Extracted data entries:
_____
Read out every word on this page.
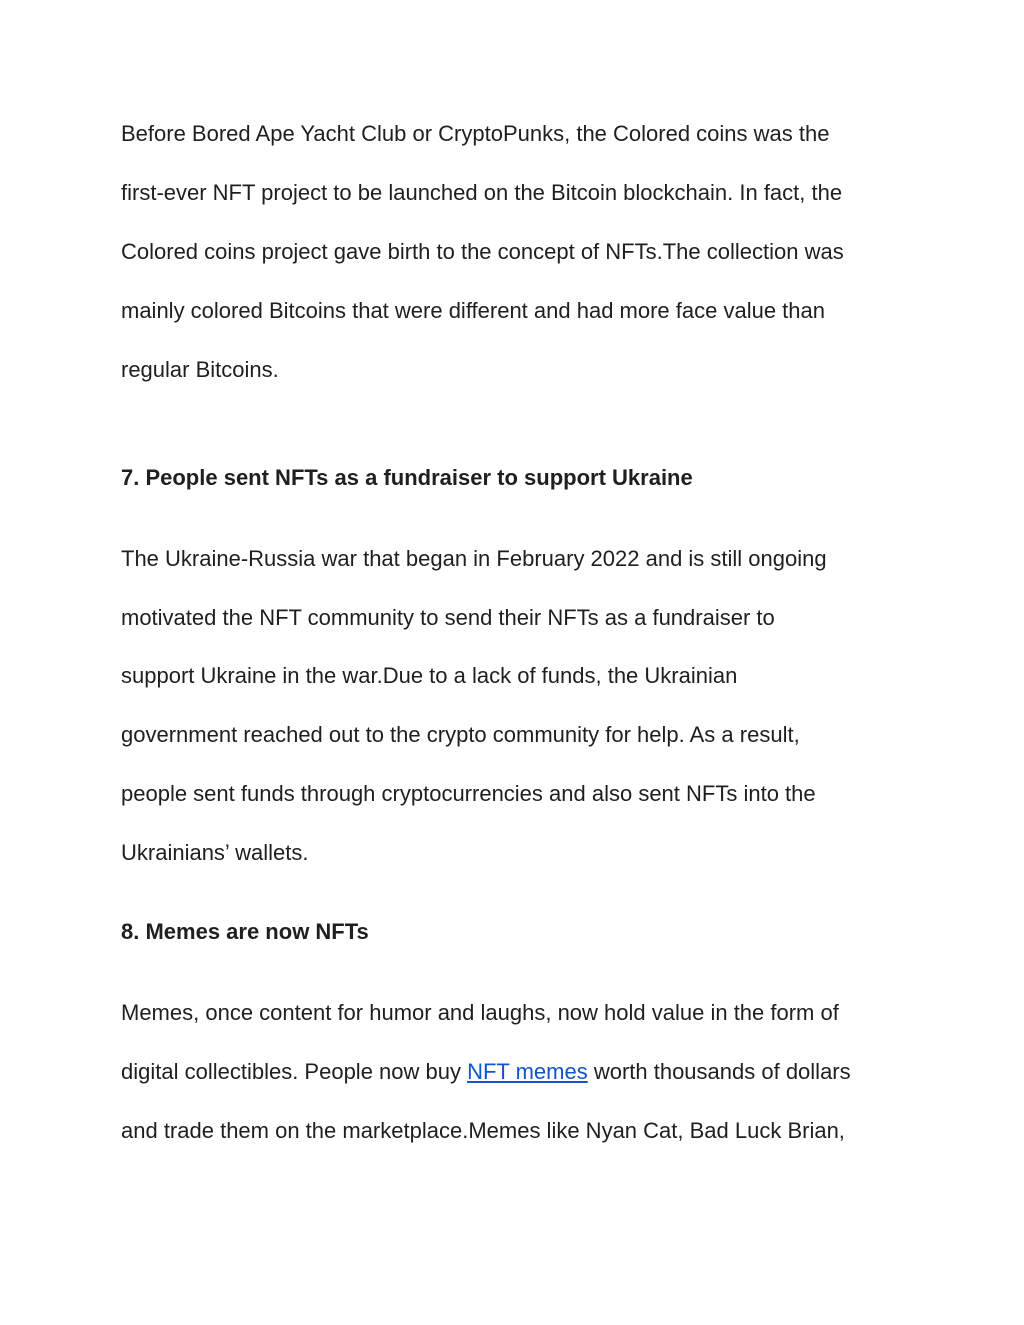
Before Bored Ape Yacht Club or CryptoPunks, the Colored coins was the
first-ever NFT project to be launched on the Bitcoin blockchain. In fact, the
Colored coins project gave birth to the concept of NFTs.The collection was
mainly colored Bitcoins that were different and had more face value than
regular Bitcoins.
7. People sent NFTs as a fundraiser to support Ukraine
The Ukraine-Russia war that began in February 2022 and is still ongoing
motivated the NFT community to send their NFTs as a fundraiser to
support Ukraine in the war.Due to a lack of funds, the Ukrainian
government reached out to the crypto community for help. As a result,
people sent funds through cryptocurrencies and also sent NFTs into the
Ukrainians’ wallets.
8. Memes are now NFTs
Memes, once content for humor and laughs, now hold value in the form of
digital collectibles. People now buy NFT memes worth thousands of dollars
and trade them on the marketplace.Memes like Nyan Cat, Bad Luck Brian,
_____
Task details: Copy the data character for character, but drop all pictures from the copy.

Task answer:
Read out every word on this page.
Before Bored Ape Yacht Club or CryptoPunks, the Colored coins was the
first-ever NFT project to be launched on the Bitcoin blockchain. In fact, the
Colored coins project gave birth to the concept of NFTs.The collection was
mainly colored Bitcoins that were different and had more face value than
regular Bitcoins.
7. People sent NFTs as a fundraiser to support Ukraine
The Ukraine-Russia war that began in February 2022 and is still ongoing
motivated the NFT community to send their NFTs as a fundraiser to
support Ukraine in the war.Due to a lack of funds, the Ukrainian
government reached out to the crypto community for help. As a result,
people sent funds through cryptocurrencies and also sent NFTs into the
Ukrainians’ wallets.
8. Memes are now NFTs
Memes, once content for humor and laughs, now hold value in the form of
digital collectibles. People now buy NFT memes worth thousands of dollars
and trade them on the marketplace.Memes like Nyan Cat, Bad Luck Brian,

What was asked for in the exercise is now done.